## WHAT THE EXERCISE ASKS
Reply with each record repeated exactly.

==== WORKING DATA

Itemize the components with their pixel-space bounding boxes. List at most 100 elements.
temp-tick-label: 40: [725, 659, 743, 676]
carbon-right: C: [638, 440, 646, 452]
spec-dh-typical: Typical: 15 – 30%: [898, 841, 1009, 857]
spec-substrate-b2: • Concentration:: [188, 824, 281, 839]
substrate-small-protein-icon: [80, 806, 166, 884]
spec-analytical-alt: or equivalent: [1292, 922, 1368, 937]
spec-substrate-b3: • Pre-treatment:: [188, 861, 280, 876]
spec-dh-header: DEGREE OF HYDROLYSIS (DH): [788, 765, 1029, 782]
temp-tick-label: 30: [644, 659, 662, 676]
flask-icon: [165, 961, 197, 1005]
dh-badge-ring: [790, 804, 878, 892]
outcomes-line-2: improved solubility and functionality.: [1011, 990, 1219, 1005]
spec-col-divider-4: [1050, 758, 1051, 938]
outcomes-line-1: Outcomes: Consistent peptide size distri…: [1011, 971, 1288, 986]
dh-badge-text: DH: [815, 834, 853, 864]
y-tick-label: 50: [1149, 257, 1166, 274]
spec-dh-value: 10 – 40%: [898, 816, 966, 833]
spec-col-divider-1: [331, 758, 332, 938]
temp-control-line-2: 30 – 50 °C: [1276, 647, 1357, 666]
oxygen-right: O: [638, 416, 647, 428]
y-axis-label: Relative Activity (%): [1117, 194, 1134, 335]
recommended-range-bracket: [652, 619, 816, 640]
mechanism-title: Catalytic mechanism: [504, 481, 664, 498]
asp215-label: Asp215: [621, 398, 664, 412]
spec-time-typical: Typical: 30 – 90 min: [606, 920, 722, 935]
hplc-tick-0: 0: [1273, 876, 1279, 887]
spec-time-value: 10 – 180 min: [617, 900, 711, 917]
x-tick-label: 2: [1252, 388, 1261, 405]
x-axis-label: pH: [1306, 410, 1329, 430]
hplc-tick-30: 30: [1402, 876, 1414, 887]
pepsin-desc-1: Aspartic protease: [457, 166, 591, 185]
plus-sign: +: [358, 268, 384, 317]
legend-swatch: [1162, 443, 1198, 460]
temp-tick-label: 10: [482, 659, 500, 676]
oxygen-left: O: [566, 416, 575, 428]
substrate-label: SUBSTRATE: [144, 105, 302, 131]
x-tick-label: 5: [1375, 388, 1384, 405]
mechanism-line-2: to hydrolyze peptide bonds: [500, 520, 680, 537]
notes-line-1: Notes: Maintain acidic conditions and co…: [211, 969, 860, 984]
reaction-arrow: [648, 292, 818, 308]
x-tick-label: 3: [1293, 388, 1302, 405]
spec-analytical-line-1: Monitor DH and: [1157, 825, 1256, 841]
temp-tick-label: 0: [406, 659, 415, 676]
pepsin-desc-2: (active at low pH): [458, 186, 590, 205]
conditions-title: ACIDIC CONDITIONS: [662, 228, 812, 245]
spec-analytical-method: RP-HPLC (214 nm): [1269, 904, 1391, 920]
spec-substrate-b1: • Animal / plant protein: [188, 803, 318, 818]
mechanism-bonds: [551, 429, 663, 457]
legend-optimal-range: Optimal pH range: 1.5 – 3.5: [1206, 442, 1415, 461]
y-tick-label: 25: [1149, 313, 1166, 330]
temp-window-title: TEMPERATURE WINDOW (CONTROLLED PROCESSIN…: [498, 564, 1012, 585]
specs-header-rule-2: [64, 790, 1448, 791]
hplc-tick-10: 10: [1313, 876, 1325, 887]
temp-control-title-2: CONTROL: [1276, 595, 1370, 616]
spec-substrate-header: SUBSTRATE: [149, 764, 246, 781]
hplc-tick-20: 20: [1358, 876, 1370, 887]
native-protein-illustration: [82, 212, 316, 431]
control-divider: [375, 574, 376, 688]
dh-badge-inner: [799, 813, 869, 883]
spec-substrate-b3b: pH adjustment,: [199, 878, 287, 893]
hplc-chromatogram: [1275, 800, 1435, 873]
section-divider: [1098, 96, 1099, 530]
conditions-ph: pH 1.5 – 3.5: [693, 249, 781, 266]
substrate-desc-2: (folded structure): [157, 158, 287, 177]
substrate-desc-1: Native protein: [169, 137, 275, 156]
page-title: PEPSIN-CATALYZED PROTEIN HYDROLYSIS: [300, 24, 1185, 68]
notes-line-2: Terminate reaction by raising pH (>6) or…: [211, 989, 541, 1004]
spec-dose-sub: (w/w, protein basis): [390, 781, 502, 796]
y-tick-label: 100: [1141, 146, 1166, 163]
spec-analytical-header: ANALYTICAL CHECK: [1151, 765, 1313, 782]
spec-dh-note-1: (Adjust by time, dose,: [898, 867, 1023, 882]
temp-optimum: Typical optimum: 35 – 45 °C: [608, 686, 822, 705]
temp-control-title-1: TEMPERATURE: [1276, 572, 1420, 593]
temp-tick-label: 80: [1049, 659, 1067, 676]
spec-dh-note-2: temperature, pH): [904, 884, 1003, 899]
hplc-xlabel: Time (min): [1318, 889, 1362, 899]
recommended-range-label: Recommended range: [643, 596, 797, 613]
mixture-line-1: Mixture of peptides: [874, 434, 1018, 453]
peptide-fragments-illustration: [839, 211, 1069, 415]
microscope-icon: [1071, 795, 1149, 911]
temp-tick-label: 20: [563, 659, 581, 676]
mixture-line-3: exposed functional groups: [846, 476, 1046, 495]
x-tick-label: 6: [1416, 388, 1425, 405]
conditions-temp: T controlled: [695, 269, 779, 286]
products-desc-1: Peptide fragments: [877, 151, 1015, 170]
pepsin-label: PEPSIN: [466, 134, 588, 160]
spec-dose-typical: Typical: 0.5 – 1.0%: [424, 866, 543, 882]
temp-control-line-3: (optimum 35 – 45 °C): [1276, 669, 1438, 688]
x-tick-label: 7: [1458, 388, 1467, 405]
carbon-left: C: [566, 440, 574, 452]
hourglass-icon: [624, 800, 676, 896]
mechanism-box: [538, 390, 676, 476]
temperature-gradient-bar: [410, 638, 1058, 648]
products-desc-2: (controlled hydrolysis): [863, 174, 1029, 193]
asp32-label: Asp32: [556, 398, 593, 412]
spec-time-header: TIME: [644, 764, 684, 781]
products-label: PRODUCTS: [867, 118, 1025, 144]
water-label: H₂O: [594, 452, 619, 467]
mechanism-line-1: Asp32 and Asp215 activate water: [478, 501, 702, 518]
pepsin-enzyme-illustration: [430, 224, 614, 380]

========

## ANSWER TO THIS PROBLEM
Itemize the components with their pixel-space bounding boxes. List at most 100 elements.
temp-tick-label: 40: [725, 659, 743, 676]
carbon-right: C: [638, 440, 646, 452]
spec-dh-typical: Typical: 15 – 30%: [898, 841, 1009, 857]
spec-substrate-b2: • Concentration:: [188, 824, 281, 839]
substrate-small-protein-icon: [80, 806, 166, 884]
spec-analytical-alt: or equivalent: [1292, 922, 1368, 937]
spec-substrate-b3: • Pre-treatment:: [188, 861, 280, 876]
spec-dh-header: DEGREE OF HYDROLYSIS (DH): [788, 765, 1029, 782]
temp-tick-label: 30: [644, 659, 662, 676]
flask-icon: [165, 961, 197, 1005]
dh-badge-ring: [790, 804, 878, 892]
outcomes-line-2: improved solubility and functionality.: [1011, 990, 1219, 1005]
spec-col-divider-4: [1050, 758, 1051, 938]
outcomes-line-1: Outcomes: Consistent peptide size distri…: [1011, 971, 1288, 986]
dh-badge-text: DH: [815, 834, 853, 864]
y-tick-label: 50: [1149, 257, 1166, 274]
spec-dh-value: 10 – 40%: [898, 816, 966, 833]
spec-col-divider-1: [331, 758, 332, 938]
temp-control-line-2: 30 – 50 °C: [1276, 647, 1357, 666]
oxygen-right: O: [638, 416, 647, 428]
y-axis-label: Relative Activity (%): [1117, 194, 1134, 335]
recommended-range-bracket: [652, 619, 816, 640]
mechanism-title: Catalytic mechanism: [504, 481, 664, 498]
asp215-label: Asp215: [621, 398, 664, 412]
spec-time-typical: Typical: 30 – 90 min: [606, 920, 722, 935]
hplc-tick-0: 0: [1273, 876, 1279, 887]
spec-time-value: 10 – 180 min: [617, 900, 711, 917]
x-tick-label: 2: [1252, 388, 1261, 405]
x-axis-label: pH: [1306, 410, 1329, 430]
hplc-tick-30: 30: [1402, 876, 1414, 887]
pepsin-desc-1: Aspartic protease: [457, 166, 591, 185]
plus-sign: +: [358, 268, 384, 317]
legend-swatch: [1162, 443, 1198, 460]
temp-tick-label: 10: [482, 659, 500, 676]
oxygen-left: O: [566, 416, 575, 428]
substrate-label: SUBSTRATE: [144, 105, 302, 131]
x-tick-label: 5: [1375, 388, 1384, 405]
mechanism-line-2: to hydrolyze peptide bonds: [500, 520, 680, 537]
notes-line-1: Notes: Maintain acidic conditions and co…: [211, 969, 860, 984]
reaction-arrow: [648, 292, 818, 308]
x-tick-label: 3: [1293, 388, 1302, 405]
spec-analytical-line-1: Monitor DH and: [1157, 825, 1256, 841]
temp-tick-label: 0: [406, 659, 415, 676]
pepsin-desc-2: (active at low pH): [458, 186, 590, 205]
conditions-title: ACIDIC CONDITIONS: [662, 228, 812, 245]
spec-analytical-method: RP-HPLC (214 nm): [1269, 904, 1391, 920]
spec-substrate-b1: • Animal / plant protein: [188, 803, 318, 818]
mechanism-bonds: [551, 429, 663, 457]
legend-optimal-range: Optimal pH range: 1.5 – 3.5: [1206, 442, 1415, 461]
y-tick-label: 25: [1149, 313, 1166, 330]
temp-window-title: TEMPERATURE WINDOW (CONTROLLED PROCESSIN…: [498, 564, 1012, 585]
specs-header-rule-2: [64, 790, 1448, 791]
hplc-tick-10: 10: [1313, 876, 1325, 887]
temp-control-title-2: CONTROL: [1276, 595, 1370, 616]
spec-substrate-header: SUBSTRATE: [149, 764, 246, 781]
hplc-tick-20: 20: [1358, 876, 1370, 887]
native-protein-illustration: [82, 212, 316, 431]
control-divider: [375, 574, 376, 688]
dh-badge-inner: [799, 813, 869, 883]
spec-substrate-b3b: pH adjustment,: [199, 878, 287, 893]
hplc-chromatogram: [1275, 800, 1435, 873]
section-divider: [1098, 96, 1099, 530]
conditions-ph: pH 1.5 – 3.5: [693, 249, 781, 266]
substrate-desc-2: (folded structure): [157, 158, 287, 177]
substrate-desc-1: Native protein: [169, 137, 275, 156]
page-title: PEPSIN-CATALYZED PROTEIN HYDROLYSIS: [300, 24, 1185, 68]
notes-line-2: Terminate reaction by raising pH (>6) or…: [211, 989, 541, 1004]
spec-dose-sub: (w/w, protein basis): [390, 781, 502, 796]
y-tick-label: 100: [1141, 146, 1166, 163]
spec-analytical-header: ANALYTICAL CHECK: [1151, 765, 1313, 782]
spec-dh-note-1: (Adjust by time, dose,: [898, 867, 1023, 882]
temp-optimum: Typical optimum: 35 – 45 °C: [608, 686, 822, 705]
temp-control-title-1: TEMPERATURE: [1276, 572, 1420, 593]
temp-tick-label: 80: [1049, 659, 1067, 676]
spec-dh-note-2: temperature, pH): [904, 884, 1003, 899]
hplc-xlabel: Time (min): [1318, 889, 1362, 899]
recommended-range-label: Recommended range: [643, 596, 797, 613]
mixture-line-1: Mixture of peptides: [874, 434, 1018, 453]
peptide-fragments-illustration: [839, 211, 1069, 415]
microscope-icon: [1071, 795, 1149, 911]
temp-tick-label: 20: [563, 659, 581, 676]
mixture-line-3: exposed functional groups: [846, 476, 1046, 495]
x-tick-label: 6: [1416, 388, 1425, 405]
conditions-temp: T controlled: [695, 269, 779, 286]
products-desc-1: Peptide fragments: [877, 151, 1015, 170]
pepsin-label: PEPSIN: [466, 134, 588, 160]
spec-dose-typical: Typical: 0.5 – 1.0%: [424, 866, 543, 882]
temp-control-line-3: (optimum 35 – 45 °C): [1276, 669, 1438, 688]
x-tick-label: 7: [1458, 388, 1467, 405]
carbon-left: C: [566, 440, 574, 452]
hourglass-icon: [624, 800, 676, 896]
mechanism-box: [538, 390, 676, 476]
temperature-gradient-bar: [410, 638, 1058, 648]
products-desc-2: (controlled hydrolysis): [863, 174, 1029, 193]
asp32-label: Asp32: [556, 398, 593, 412]
spec-time-header: TIME: [644, 764, 684, 781]
products-label: PRODUCTS: [867, 118, 1025, 144]
water-label: H₂O: [594, 452, 619, 467]
mechanism-line-1: Asp32 and Asp215 activate water: [478, 501, 702, 518]
pepsin-enzyme-illustration: [430, 224, 614, 380]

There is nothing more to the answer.